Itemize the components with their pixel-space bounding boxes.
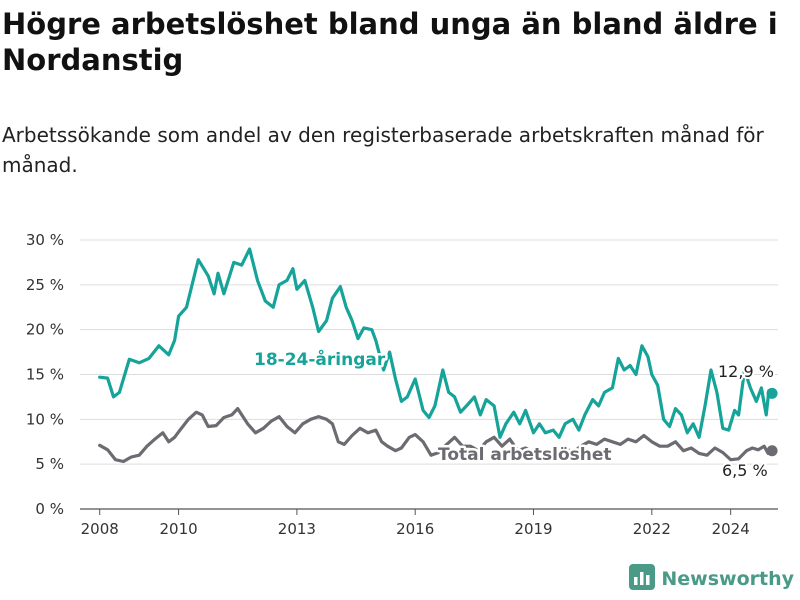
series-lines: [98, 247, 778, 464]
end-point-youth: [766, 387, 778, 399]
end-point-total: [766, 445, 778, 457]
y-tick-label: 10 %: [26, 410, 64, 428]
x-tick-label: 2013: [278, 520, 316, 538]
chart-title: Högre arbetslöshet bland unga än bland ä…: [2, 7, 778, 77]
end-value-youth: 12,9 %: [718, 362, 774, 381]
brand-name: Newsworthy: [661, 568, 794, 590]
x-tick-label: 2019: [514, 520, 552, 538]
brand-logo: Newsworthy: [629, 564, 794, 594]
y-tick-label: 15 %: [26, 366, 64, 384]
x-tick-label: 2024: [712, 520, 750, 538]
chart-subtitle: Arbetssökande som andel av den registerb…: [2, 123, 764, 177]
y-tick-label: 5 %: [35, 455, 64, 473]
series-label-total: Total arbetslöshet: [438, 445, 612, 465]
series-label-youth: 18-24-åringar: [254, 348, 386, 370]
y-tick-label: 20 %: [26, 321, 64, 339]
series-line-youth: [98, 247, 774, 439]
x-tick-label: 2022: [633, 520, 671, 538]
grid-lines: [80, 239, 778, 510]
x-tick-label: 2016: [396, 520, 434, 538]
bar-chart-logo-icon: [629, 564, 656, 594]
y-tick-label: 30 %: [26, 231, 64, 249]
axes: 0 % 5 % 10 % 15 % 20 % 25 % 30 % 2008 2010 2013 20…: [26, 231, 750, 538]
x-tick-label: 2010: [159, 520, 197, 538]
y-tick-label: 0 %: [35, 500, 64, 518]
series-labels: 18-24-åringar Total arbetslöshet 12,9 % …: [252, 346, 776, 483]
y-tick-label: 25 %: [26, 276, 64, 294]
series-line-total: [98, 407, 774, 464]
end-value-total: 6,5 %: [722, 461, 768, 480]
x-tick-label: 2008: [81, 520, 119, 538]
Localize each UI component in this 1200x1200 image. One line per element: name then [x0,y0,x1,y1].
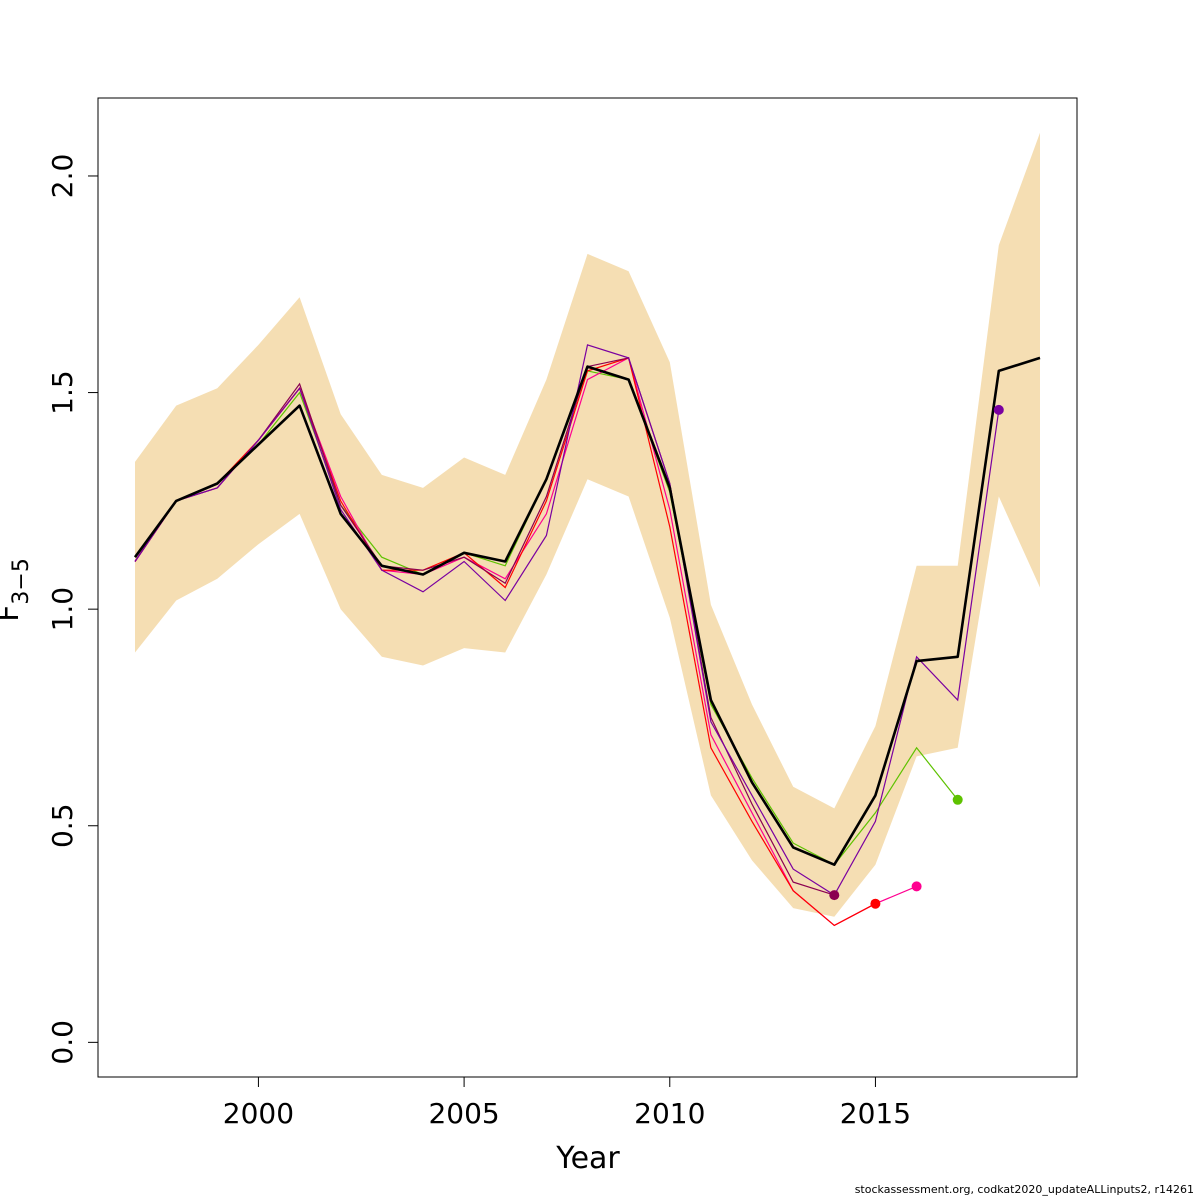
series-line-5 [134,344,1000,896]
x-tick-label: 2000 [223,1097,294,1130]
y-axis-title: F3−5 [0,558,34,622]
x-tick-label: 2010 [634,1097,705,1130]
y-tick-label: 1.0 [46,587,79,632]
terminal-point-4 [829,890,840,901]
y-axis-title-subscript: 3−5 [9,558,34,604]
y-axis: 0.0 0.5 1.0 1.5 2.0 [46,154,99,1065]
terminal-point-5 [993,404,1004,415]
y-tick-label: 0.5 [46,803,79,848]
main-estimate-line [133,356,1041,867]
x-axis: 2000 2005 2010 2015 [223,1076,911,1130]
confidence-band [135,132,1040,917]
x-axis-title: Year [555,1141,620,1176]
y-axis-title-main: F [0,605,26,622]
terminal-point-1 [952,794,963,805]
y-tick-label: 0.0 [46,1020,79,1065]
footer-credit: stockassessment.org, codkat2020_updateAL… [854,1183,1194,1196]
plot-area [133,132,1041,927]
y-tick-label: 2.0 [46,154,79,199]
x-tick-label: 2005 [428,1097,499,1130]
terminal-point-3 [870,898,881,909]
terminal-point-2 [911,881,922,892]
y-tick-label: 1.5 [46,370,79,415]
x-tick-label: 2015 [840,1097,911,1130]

::::

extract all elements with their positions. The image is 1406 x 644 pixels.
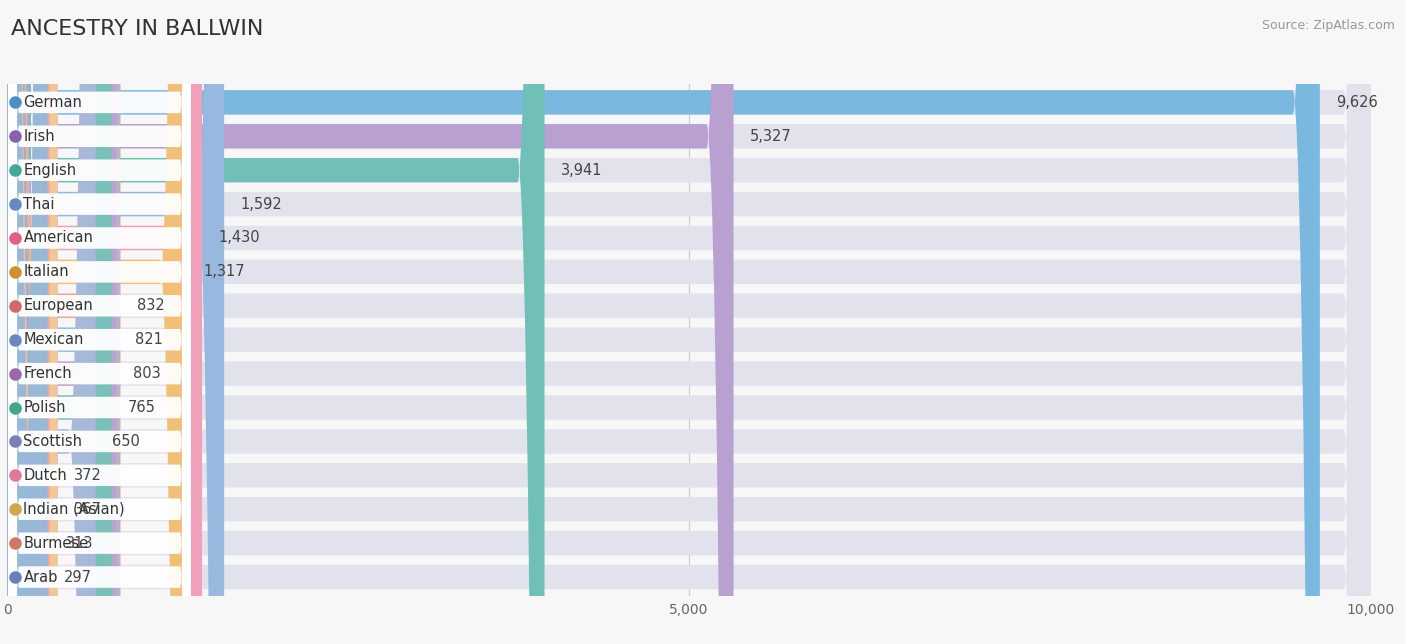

::::

▶ Exercise requirements
Render the items as a two-column CSV with the columns "text" and "answer", one row per item, putting each in one quoted field with line breaks replaced by spaces. Begin at the line that has "Itemize the components" and stop after the line that has "x-tick-label: 2010: [159, 520, 197, 538]", covering only those items and leaving the pictures out.

▶ Answer to this task
text,answer
"Itemize the components with their pixel-space bounding boxes.","series-lines: [98, 247, 778, 464] end-point-youth: [766, 387, 778, 399] end-point-total: [766, 445, 778, 457] y-tick-label: 10 %: [26, 410, 64, 428] x-tick-label: 2013: [278, 520, 316, 538] chart-title: Högre arbetslöshet bland unga än bland ä…: [2, 7, 778, 77] end-value-youth: 12,9 %: [718, 362, 774, 381] brand-name: Newsworthy: [661, 568, 794, 590] x-tick-label: 2019: [514, 520, 552, 538] brand-logo: Newsworthy: [629, 564, 794, 594] y-tick-label: 15 %: [26, 366, 64, 384] x-tick-label: 2024: [712, 520, 750, 538] chart-subtitle: Arbetssökande som andel av den registerb…: [2, 123, 764, 177] y-tick-label: 5 %: [35, 455, 64, 473] series-label-total: Total arbetslöshet: [438, 445, 612, 465] series-label-youth: 18-24-åringar: [254, 348, 386, 370] y-tick-label: 20 %: [26, 321, 64, 339] series-line-youth: [98, 247, 774, 439] x-tick-label: 2022: [633, 520, 671, 538] grid-lines: [80, 239, 778, 510] x-tick-label: 2016: [396, 520, 434, 538] bar-chart-logo-icon: [629, 564, 656, 594] y-tick-label: 30 %: [26, 231, 64, 249] axes: 0 % 5 % 10 % 15 % 20 % 25 % 30 % 2008 2010 2013 20…: [26, 231, 750, 538] x-tick-label: 2010: [159, 520, 197, 538]"